* [SUPPLIED MATERIAL]
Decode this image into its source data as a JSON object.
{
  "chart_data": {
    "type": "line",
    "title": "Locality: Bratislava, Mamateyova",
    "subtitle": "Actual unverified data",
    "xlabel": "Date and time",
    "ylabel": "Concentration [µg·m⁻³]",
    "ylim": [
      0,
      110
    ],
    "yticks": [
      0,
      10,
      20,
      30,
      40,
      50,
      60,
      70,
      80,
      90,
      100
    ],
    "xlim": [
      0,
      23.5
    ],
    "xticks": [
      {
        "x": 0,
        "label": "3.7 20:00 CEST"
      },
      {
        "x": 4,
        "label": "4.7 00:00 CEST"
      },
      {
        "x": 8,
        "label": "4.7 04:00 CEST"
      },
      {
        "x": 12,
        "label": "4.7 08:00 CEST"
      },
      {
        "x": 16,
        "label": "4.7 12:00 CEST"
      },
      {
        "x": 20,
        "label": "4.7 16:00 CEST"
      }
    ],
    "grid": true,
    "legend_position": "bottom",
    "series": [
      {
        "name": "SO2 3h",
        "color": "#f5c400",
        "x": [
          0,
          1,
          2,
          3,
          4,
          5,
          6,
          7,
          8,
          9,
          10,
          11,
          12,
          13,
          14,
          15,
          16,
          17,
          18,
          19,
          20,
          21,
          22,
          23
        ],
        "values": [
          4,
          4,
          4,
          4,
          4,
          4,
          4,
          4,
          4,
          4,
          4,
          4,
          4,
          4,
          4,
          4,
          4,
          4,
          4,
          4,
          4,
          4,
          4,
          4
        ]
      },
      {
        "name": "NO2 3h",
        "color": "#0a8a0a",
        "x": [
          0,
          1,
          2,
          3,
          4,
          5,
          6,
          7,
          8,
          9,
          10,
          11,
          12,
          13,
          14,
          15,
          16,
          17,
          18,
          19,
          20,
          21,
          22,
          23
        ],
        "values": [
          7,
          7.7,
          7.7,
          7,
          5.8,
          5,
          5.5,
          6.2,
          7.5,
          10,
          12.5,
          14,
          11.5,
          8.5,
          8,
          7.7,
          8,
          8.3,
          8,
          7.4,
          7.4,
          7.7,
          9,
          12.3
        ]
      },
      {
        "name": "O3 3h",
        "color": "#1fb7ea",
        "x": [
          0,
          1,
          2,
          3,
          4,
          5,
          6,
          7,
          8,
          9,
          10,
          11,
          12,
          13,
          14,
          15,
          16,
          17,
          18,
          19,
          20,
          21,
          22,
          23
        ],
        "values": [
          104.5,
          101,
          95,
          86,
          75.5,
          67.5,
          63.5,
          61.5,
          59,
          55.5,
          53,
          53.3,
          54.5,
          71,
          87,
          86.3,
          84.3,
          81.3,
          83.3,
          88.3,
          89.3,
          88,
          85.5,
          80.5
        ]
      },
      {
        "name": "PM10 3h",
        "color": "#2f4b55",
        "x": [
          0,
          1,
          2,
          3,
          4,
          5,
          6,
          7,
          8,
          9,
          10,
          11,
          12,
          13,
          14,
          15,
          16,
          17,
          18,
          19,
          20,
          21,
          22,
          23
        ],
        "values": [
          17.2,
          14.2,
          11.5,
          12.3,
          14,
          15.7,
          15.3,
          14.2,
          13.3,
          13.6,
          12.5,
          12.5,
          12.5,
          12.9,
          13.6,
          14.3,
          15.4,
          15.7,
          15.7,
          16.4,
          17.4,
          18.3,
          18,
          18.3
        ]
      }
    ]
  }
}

* [TASK OBJECTIVE]
Gather each line in the data that holds the string "CEST".

* [EXERCISE SOLUTION]
        "label": "3.7 20:00 CEST"
        "label": "4.7 00:00 CEST"
        "label": "4.7 04:00 CEST"
        "label": "4.7 08:00 CEST"
        "label": "4.7 12:00 CEST"
        "label": "4.7 16:00 CEST"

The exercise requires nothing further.